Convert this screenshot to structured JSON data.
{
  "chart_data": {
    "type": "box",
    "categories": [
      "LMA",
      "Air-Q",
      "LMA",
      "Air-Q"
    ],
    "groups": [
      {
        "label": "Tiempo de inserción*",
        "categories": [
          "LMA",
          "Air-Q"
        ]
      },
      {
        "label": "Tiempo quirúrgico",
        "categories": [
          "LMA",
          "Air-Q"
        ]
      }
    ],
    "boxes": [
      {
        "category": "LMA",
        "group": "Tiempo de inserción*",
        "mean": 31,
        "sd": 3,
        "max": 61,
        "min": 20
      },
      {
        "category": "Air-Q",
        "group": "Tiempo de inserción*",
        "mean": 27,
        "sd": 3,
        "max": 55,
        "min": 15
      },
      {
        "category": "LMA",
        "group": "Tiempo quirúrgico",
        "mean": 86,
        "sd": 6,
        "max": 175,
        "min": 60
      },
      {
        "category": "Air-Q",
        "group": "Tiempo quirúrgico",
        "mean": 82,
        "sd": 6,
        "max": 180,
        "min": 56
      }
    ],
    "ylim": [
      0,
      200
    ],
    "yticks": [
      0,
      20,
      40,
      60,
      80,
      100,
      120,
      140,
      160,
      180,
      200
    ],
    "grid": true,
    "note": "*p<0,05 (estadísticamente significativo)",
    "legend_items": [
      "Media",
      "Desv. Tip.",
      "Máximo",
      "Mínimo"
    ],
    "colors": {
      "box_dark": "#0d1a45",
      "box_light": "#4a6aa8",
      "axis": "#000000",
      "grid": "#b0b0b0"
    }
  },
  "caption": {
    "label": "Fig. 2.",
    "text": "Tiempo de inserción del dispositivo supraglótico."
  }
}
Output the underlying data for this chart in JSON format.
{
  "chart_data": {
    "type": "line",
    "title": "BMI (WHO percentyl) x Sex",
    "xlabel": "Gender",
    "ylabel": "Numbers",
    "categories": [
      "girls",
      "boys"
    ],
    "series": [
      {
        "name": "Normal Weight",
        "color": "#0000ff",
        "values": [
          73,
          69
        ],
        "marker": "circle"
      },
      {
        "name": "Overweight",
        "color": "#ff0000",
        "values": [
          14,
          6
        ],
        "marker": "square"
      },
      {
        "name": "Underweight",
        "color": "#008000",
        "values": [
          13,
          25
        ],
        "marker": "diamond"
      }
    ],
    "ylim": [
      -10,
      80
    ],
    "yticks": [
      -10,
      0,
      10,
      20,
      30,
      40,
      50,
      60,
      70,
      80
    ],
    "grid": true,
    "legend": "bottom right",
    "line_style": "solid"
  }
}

******************************

• [Required task]: Lines that hold "Tiempo" are the ones to copy; find all of them.

• [Result for this exercise]:
        "label": "Tiempo de inserción*",
        "label": "Tiempo quirúrgico",
        "group": "Tiempo de inserción*",
        "group": "Tiempo de inserción*",
        "group": "Tiempo quirúrgico",
        "group": "Tiempo quirúrgico",
    "text": "Tiempo de inserción del dispositivo supraglótico."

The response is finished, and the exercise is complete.